• Task requirements: Determine the number of lines that contain the word "text", then state that number and nothing more.

• Extracted data:
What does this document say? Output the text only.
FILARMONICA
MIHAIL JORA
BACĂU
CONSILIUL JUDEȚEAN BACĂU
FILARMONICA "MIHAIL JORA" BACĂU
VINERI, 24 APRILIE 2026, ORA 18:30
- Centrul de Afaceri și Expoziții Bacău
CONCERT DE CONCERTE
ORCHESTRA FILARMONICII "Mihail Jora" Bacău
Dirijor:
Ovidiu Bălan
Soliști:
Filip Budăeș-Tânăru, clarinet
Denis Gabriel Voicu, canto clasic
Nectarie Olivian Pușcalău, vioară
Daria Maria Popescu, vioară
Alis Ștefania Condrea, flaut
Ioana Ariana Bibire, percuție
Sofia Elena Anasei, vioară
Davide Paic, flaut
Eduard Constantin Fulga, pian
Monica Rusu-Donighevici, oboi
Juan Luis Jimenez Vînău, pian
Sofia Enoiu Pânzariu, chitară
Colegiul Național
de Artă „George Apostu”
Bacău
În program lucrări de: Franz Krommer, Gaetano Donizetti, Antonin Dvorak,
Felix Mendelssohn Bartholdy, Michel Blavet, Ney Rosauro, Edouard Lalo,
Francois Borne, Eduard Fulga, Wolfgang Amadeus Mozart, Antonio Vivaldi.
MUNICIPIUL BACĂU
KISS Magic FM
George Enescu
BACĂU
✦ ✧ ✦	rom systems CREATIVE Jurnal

==

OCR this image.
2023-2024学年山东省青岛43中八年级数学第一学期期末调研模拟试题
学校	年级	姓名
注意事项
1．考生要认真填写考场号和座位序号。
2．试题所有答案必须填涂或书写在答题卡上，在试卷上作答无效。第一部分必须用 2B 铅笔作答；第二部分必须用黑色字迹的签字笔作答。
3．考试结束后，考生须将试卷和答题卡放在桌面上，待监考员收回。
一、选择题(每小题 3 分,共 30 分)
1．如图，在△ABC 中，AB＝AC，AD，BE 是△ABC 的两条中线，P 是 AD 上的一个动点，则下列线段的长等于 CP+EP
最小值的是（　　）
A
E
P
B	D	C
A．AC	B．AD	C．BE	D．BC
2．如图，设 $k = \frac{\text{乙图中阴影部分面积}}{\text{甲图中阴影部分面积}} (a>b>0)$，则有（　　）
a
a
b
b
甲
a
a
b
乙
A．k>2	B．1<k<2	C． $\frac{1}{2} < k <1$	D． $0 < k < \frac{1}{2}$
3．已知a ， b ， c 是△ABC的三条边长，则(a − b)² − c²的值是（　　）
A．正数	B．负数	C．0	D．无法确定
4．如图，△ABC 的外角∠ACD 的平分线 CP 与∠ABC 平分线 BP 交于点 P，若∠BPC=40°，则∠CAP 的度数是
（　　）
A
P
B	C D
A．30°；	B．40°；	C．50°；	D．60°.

• Answer in full: 2